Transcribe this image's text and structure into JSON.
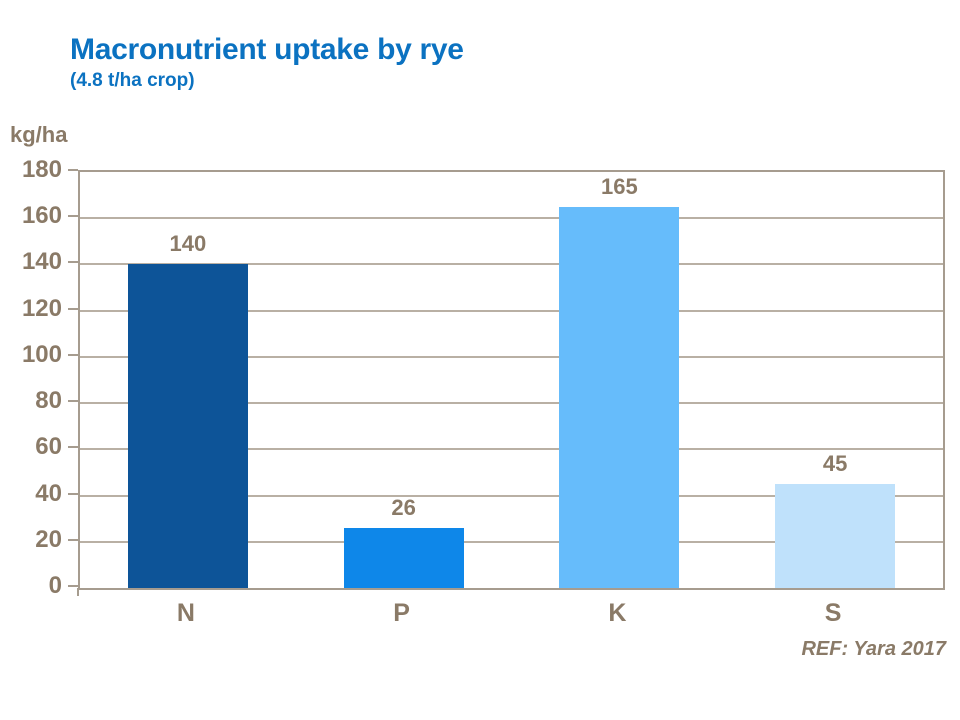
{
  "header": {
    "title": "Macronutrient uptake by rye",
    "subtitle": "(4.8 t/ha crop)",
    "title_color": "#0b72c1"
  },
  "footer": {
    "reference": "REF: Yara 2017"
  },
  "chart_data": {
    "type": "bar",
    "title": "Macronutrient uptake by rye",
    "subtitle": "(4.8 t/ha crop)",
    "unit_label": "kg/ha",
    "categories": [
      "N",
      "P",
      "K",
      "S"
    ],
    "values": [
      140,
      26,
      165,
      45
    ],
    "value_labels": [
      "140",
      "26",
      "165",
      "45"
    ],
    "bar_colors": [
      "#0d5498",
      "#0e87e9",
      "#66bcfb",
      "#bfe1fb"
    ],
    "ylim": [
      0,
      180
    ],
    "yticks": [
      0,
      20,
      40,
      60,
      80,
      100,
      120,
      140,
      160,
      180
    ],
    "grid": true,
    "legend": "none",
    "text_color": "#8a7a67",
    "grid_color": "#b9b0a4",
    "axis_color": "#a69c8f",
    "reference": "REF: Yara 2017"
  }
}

────

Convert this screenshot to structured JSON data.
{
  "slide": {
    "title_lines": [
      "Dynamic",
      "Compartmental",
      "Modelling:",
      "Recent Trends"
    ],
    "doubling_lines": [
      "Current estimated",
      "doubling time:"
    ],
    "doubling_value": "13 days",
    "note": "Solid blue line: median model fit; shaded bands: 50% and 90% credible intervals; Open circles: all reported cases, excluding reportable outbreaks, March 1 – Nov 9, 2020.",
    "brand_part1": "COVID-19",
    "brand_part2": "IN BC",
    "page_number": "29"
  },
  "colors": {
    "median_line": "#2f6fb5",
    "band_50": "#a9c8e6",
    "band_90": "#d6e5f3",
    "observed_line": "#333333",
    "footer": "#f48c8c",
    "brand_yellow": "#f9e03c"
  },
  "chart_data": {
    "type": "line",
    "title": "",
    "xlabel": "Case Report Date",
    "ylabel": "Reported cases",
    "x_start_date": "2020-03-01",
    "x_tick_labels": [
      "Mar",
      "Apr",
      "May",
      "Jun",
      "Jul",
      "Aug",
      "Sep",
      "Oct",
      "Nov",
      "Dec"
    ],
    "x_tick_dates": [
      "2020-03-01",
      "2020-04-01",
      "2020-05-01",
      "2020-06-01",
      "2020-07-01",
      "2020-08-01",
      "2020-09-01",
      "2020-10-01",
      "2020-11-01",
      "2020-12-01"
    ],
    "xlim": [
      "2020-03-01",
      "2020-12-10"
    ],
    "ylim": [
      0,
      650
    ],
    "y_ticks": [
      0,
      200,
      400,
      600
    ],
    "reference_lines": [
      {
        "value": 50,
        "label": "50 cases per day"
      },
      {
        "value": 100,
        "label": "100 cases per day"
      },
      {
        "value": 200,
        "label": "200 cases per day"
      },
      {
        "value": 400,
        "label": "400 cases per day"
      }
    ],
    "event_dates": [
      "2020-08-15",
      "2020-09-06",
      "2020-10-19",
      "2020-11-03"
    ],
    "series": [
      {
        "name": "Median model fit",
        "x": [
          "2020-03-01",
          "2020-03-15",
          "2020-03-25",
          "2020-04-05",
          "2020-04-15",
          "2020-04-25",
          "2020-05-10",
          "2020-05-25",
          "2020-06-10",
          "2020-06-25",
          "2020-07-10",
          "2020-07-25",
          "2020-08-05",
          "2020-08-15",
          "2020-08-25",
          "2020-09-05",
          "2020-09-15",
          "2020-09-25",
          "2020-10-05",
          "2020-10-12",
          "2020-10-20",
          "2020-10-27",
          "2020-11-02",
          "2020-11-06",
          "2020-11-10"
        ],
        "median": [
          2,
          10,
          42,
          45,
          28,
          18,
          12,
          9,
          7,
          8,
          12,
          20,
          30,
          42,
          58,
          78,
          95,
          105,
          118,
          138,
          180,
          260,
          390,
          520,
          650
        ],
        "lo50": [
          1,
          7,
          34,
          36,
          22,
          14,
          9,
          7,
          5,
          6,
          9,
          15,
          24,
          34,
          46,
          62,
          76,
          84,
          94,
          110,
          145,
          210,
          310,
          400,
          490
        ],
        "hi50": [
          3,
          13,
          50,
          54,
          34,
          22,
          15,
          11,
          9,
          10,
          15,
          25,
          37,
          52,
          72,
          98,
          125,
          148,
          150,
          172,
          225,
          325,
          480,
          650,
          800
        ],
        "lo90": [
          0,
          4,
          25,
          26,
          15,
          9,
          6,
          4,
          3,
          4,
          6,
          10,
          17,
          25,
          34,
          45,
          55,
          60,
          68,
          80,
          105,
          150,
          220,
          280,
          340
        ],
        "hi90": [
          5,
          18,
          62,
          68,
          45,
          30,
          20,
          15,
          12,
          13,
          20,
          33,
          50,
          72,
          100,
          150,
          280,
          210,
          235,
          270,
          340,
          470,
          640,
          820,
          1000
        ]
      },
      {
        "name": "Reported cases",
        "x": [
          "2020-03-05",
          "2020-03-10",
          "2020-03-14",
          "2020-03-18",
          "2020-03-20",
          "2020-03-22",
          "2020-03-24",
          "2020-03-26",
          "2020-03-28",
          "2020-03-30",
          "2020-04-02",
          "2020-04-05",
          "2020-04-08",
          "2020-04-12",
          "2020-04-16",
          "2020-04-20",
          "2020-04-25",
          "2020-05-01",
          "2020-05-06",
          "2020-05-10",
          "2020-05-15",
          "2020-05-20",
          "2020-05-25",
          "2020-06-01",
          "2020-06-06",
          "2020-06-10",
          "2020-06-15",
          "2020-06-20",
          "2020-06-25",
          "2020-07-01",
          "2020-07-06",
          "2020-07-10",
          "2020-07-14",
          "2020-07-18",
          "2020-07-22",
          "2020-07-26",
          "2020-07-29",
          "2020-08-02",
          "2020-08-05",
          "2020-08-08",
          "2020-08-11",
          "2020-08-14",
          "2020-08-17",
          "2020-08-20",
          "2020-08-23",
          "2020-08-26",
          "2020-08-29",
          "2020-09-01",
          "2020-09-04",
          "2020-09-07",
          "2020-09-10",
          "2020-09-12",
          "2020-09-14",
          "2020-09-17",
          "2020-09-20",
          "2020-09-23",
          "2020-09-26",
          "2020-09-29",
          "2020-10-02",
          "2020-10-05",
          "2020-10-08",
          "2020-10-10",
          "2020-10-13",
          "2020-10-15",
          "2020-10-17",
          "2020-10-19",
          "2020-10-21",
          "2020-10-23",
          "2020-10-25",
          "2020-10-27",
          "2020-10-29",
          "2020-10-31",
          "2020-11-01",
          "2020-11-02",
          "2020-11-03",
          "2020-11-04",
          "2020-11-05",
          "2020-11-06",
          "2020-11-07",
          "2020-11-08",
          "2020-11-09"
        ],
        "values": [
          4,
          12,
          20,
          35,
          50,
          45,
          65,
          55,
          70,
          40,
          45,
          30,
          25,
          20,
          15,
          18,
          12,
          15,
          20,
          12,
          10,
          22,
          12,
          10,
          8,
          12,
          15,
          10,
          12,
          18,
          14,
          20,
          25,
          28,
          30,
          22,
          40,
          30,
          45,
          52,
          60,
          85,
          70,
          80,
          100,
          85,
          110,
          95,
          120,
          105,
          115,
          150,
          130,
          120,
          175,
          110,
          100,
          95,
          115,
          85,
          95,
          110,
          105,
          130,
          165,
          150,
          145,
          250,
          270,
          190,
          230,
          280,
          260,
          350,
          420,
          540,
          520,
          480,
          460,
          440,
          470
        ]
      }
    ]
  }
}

────

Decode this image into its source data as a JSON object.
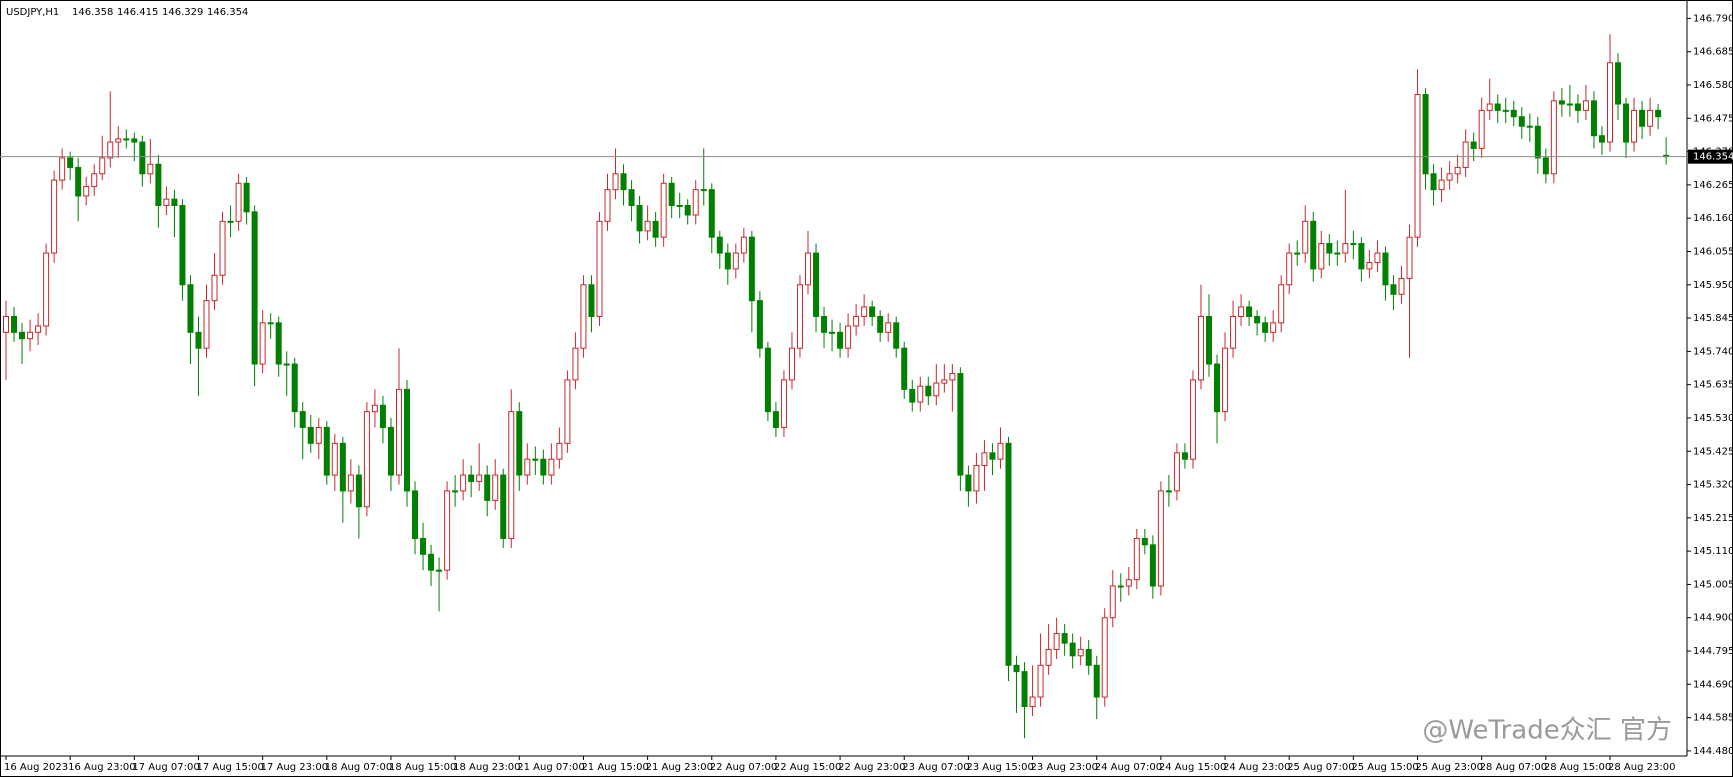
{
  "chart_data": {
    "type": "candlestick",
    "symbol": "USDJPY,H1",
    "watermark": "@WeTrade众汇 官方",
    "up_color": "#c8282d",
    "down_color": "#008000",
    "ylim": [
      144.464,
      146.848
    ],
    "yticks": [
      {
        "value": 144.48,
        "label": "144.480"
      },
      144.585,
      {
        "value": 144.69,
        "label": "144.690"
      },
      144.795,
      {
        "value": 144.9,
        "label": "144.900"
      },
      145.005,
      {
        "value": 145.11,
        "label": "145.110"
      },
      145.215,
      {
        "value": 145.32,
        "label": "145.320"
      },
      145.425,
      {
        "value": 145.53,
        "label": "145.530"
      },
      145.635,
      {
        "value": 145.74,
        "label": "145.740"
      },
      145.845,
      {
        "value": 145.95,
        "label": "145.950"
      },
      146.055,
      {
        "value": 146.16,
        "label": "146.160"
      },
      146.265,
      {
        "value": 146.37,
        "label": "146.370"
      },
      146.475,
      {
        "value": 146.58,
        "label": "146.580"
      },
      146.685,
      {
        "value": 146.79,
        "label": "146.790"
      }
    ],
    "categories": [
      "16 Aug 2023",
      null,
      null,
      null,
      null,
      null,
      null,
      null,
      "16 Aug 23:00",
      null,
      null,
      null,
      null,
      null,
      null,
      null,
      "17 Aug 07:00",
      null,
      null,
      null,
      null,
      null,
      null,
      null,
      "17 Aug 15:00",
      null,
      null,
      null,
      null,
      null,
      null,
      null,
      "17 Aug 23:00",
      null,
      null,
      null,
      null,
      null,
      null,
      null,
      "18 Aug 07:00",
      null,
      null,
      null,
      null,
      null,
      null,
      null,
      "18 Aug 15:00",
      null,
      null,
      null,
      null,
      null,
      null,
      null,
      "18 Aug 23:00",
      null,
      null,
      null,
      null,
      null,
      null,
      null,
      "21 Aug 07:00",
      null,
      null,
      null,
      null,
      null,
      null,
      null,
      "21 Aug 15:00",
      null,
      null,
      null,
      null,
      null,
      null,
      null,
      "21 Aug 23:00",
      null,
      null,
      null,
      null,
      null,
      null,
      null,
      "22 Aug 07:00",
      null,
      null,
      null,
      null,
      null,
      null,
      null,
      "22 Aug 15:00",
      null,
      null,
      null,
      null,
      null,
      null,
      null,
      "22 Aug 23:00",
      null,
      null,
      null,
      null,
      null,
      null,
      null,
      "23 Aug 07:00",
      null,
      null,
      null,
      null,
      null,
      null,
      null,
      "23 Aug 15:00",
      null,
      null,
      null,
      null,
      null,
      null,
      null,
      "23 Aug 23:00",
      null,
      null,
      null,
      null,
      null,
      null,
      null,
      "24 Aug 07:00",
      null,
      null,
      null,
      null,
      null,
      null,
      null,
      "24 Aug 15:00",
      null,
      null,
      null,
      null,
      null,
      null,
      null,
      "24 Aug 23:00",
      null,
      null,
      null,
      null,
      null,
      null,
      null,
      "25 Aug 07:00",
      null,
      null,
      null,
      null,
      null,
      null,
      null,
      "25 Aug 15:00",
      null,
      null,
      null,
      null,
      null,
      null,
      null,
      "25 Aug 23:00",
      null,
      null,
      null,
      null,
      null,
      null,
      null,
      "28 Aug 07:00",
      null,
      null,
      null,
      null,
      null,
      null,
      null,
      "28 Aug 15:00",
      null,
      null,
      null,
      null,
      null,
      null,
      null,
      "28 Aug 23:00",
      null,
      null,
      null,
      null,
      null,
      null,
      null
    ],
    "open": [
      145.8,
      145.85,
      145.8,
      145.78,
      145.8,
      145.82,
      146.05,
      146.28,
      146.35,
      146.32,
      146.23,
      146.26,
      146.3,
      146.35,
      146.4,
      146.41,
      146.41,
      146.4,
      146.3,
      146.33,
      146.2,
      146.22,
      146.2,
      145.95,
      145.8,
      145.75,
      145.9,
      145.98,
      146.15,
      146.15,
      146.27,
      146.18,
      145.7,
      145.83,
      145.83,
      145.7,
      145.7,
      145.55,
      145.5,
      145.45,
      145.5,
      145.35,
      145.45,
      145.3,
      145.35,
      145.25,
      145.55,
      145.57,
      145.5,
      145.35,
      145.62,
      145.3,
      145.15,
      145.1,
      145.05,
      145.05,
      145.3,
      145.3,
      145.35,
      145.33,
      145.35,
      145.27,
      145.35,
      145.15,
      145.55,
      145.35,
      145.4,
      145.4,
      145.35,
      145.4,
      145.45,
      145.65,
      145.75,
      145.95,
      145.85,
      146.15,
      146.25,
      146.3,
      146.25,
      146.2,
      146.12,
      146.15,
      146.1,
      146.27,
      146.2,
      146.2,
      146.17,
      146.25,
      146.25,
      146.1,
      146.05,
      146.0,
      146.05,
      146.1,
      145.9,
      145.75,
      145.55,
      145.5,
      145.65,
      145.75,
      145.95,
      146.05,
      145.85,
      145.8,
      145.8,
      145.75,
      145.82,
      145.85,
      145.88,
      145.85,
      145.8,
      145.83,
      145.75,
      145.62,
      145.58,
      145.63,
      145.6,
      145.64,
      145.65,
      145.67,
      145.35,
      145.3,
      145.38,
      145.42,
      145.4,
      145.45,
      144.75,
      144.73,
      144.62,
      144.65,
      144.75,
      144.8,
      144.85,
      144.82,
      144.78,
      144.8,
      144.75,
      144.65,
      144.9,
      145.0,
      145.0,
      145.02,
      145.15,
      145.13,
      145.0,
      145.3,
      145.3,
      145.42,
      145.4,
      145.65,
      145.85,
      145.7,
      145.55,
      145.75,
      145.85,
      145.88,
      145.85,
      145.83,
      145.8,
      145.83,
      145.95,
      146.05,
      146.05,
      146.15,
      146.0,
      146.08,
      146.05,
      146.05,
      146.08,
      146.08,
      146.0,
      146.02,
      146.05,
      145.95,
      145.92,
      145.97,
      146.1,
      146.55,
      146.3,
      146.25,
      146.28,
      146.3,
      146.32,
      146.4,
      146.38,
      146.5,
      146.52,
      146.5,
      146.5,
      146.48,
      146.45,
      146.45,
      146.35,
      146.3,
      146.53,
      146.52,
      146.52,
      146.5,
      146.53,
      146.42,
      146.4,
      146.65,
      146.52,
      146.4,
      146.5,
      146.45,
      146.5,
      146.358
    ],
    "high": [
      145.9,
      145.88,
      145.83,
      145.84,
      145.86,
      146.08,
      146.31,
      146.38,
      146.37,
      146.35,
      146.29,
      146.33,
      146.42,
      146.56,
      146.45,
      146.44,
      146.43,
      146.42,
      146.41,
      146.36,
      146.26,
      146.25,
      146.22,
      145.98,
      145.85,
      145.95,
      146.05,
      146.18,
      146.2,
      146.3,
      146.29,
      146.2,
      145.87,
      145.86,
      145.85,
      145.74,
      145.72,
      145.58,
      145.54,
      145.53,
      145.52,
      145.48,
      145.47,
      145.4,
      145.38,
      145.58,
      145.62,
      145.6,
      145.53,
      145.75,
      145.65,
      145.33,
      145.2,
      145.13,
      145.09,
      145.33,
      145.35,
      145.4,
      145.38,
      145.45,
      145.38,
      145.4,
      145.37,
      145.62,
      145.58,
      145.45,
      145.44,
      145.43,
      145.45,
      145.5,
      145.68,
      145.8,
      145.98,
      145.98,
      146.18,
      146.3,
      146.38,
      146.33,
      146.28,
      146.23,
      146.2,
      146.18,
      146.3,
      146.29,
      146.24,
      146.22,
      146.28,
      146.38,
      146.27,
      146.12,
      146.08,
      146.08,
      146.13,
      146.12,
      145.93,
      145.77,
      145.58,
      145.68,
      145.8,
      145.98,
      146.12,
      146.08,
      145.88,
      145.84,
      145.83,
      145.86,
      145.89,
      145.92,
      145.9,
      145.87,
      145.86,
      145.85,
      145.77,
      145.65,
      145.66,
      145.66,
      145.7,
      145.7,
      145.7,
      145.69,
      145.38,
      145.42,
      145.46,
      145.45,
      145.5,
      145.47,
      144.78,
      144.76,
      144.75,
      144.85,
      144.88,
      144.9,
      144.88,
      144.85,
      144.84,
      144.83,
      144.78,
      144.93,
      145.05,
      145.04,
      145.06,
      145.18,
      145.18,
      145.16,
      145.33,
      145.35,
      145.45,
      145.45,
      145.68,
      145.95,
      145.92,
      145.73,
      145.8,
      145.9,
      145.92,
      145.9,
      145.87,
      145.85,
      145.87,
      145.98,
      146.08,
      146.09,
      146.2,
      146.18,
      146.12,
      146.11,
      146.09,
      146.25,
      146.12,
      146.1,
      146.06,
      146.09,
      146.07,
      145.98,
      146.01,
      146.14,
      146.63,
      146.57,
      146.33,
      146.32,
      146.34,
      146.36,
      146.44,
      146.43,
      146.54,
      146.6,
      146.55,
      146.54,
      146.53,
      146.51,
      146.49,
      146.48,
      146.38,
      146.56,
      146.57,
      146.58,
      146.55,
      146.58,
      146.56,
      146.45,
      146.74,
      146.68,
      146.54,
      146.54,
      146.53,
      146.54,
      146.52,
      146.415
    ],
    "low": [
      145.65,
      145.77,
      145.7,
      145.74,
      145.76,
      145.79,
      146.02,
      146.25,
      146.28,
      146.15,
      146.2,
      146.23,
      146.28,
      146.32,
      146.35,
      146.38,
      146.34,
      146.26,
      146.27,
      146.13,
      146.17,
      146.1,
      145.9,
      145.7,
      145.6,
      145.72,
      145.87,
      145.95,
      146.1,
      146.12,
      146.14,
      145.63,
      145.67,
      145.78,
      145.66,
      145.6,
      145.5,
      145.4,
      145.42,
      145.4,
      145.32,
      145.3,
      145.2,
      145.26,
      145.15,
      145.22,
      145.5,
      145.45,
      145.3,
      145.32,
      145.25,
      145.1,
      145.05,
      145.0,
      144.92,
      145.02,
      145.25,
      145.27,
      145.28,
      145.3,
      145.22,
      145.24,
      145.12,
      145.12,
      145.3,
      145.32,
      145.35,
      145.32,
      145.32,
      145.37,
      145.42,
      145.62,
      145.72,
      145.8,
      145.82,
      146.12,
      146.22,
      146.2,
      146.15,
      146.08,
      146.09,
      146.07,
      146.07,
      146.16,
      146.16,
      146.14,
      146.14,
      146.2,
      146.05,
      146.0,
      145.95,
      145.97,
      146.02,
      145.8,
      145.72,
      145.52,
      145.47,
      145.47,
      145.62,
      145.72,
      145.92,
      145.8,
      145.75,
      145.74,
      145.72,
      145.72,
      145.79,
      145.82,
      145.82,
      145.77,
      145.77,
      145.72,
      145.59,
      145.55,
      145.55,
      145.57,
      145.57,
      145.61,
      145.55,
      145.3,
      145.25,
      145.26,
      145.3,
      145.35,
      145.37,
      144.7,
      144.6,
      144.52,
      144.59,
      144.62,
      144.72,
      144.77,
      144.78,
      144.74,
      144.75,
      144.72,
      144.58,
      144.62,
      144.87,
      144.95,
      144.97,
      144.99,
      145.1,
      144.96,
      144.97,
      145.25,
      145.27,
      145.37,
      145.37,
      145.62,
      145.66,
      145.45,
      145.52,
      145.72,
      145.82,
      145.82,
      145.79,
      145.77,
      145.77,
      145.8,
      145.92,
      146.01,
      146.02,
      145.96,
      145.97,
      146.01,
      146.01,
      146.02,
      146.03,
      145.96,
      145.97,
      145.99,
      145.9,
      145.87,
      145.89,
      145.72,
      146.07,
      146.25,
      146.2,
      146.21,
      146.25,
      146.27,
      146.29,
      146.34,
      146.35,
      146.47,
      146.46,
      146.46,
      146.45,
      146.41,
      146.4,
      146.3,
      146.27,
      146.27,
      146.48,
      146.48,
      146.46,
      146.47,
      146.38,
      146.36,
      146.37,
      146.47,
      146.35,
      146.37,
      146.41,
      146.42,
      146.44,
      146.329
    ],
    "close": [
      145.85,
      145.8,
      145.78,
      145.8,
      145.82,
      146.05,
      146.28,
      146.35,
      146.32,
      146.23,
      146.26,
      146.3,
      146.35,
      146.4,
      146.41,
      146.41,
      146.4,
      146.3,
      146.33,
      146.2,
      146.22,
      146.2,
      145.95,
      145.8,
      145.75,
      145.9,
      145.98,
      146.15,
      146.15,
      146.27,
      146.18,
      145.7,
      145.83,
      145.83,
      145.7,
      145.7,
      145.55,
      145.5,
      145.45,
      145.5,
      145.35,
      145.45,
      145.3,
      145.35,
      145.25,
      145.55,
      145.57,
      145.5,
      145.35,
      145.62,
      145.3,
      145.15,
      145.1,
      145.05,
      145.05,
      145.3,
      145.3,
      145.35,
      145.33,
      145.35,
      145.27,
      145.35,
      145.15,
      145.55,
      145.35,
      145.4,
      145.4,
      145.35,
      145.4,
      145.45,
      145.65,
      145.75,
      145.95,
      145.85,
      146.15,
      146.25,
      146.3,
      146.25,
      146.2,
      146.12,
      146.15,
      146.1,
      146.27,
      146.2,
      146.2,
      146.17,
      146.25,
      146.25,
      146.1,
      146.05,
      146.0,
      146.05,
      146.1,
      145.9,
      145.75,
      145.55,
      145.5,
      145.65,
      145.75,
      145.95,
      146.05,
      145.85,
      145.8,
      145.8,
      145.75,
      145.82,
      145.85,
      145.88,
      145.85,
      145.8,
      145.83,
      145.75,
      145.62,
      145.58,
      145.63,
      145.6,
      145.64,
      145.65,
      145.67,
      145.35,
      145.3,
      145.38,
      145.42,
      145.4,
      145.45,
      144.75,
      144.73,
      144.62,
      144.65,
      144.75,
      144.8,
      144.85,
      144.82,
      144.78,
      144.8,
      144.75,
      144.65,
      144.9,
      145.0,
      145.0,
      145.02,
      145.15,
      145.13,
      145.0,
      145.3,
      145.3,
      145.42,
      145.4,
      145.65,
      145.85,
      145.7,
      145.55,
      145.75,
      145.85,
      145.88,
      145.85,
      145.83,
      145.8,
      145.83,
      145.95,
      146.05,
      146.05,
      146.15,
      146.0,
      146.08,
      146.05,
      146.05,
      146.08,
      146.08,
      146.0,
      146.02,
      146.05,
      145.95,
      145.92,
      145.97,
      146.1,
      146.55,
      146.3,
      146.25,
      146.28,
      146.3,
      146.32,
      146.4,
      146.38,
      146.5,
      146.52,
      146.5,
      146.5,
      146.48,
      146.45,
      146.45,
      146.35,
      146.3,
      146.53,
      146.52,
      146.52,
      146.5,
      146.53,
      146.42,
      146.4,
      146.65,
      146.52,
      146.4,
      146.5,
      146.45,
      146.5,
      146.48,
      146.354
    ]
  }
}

────

- TO DO
Scan the material above for the string "name" and return the lines that hold it.

- ANSWER TO THIS TASK
        "name": "Median model fit",
        "name": "Reported cases",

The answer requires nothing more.